**Problems to solve:**
(1) In the article on the Liberty Township data leak, copy the passage that opens with "With so many" and closes with "the data tranche.".
(2) Carry on the article about the Liberty Township data leak from the point where it stops.

**Document section:**
# # # #

With so many cyberattacks being disclosed every day, a lof ot them never get reported on in the media. That’s not necessarily a bad thing, but some of them do contain sensitive personal information or could expose people — or the entity itself — to increased risk of future attacks.
One such incident involved Liberty Township in Butler County, Ohio. On June 14, Safepay added the township to its leak site with a claim of 48 GB of data. One link led to a file tree with a date modified stamp of May 5, 2025. The other link led to the data tranche.
As data leaks go, this one thankfully did appear to reveal a lot of very sensitive personnel information such as disciplinary actions or medical information exposed. But what did concern DataBreaches were two files belonging to a former administrative assistant that listed login credentials for dozens of sites, including secure portals. Not only were the credentials in plain text in these files, but the passwords were not complex and were frequently reused across accounts. The vast majority of the passwords started with “Liberty” or with the employee’s last name, and accounts for township utilities appeared to all reuse the same simple password.

# # # #

[Stored data records]
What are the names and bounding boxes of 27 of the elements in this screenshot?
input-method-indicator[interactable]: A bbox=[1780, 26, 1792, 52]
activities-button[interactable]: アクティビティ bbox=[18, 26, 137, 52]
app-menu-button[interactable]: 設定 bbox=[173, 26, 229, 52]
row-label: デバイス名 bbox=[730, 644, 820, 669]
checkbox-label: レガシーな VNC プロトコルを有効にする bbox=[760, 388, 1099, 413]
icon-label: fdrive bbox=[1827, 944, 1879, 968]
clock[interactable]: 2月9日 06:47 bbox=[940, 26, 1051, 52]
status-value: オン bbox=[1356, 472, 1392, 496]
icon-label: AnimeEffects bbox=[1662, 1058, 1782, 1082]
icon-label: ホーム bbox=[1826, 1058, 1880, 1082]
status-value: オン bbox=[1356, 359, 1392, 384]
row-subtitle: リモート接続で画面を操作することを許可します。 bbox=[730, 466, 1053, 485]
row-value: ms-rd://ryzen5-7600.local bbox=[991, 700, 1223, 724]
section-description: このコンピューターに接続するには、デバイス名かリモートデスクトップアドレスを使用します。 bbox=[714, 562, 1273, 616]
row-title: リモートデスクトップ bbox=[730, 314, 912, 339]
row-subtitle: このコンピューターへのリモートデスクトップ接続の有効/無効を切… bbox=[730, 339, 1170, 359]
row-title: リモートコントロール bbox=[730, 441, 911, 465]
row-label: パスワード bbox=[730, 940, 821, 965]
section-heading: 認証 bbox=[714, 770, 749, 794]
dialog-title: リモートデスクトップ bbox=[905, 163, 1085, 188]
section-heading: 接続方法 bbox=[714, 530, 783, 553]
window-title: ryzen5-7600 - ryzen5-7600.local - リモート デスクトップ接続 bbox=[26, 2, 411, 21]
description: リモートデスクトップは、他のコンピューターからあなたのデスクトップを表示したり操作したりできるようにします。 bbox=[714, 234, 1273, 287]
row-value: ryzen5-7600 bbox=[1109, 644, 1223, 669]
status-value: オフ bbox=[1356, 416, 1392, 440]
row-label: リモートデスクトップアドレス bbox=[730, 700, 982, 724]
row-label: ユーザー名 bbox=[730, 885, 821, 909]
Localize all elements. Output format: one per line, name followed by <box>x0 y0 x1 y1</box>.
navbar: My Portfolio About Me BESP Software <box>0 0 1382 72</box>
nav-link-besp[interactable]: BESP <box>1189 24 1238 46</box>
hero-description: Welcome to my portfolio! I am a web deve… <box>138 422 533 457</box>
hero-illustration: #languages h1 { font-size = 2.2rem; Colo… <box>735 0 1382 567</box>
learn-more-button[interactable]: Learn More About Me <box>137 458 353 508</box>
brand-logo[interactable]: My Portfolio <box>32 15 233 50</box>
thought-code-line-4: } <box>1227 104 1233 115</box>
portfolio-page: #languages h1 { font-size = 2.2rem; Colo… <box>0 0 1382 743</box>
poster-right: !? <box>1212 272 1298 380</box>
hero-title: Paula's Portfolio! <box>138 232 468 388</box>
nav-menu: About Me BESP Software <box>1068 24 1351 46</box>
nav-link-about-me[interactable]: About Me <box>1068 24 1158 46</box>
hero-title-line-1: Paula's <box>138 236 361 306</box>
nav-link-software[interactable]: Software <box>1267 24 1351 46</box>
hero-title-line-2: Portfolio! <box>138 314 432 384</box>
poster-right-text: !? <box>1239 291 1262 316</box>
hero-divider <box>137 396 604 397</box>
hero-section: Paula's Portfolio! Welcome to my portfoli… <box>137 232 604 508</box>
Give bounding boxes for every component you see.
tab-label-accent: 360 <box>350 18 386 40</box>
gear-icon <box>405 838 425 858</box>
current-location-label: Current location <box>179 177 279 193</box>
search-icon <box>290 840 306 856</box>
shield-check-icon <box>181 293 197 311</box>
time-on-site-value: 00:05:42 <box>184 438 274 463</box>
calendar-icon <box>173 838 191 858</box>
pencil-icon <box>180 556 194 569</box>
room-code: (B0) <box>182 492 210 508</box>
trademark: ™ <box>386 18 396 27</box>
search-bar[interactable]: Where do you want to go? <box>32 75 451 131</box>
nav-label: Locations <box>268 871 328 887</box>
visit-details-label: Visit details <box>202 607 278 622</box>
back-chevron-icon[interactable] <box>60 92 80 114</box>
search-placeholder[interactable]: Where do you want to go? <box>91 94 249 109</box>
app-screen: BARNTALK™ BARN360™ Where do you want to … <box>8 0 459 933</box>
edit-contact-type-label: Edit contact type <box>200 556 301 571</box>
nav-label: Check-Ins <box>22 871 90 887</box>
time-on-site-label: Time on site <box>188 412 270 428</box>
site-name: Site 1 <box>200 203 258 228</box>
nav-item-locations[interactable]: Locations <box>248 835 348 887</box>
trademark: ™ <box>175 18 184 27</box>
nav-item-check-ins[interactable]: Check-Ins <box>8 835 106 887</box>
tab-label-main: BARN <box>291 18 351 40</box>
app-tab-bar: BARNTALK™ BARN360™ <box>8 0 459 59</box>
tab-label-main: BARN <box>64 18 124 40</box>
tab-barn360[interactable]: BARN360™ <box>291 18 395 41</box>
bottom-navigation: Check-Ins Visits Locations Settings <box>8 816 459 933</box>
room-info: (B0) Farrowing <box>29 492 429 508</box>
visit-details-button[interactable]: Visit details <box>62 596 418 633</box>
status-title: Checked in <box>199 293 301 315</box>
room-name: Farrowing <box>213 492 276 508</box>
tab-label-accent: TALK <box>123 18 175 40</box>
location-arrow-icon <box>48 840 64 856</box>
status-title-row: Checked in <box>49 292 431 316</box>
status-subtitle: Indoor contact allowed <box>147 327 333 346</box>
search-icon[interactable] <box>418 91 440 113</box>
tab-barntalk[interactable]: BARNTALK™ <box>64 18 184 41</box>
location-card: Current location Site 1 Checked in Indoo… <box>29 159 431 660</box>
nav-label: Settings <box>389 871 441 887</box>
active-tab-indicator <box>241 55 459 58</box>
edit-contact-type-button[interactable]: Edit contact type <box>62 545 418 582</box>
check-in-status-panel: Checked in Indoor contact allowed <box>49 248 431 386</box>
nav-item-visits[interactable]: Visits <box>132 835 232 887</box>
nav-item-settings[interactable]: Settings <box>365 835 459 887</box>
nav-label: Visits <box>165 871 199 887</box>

# # # #

**Task responses:**
(1)
With so many cyberattacks being disclosed every day, a lof ot them never get reported on in the media. That’s not necessarily a bad thing, but some of them do contain sensitive personal information or could expose people — or the entity itself — to increased risk of future attacks.
One such incident involved Liberty Township in Butler County, Ohio. On June 14, Safepay added the township to its leak site with a claim of 48 GB of data. One link led to a file tree with a date modified stamp of May 5, 2025. The other link led to the data tranche.

(2)
DataBreaches did not attempt to test the login credentials to see if they would work, but did contact the township to ensure that they were aware of that leak and had changed the passwords. DataBreaches also asked other questions about the breach and how attackers had gained access.
Township Administrator Caroline McKinney responded to DataBreaches’ email with the following statement:
Thank you for reaching out. We can’t answer all your questions as this remains an ongoing investigation. I can confirm our community was the target of a ransomware attack in the early hours of Monday, May 5, 2025. We’ve been communicating with our Team throughout and are working with a 3rd party vendor to provide credit monitoring/identity theft services to those individuals affected. Yes, passwords have been changed Township-wide and employees have been alerted. Liberty Township has recovered its network and continues the never-ending process of improving security and mitigating risk to protect us from future unauthorized access.
DataBreaches also reached out to the former administrative assistant to alert them that if they use those passwords in their personal life or other work, they should immediately change them. We hope they haven’t reused them, but if they have, we hope they heed the alert.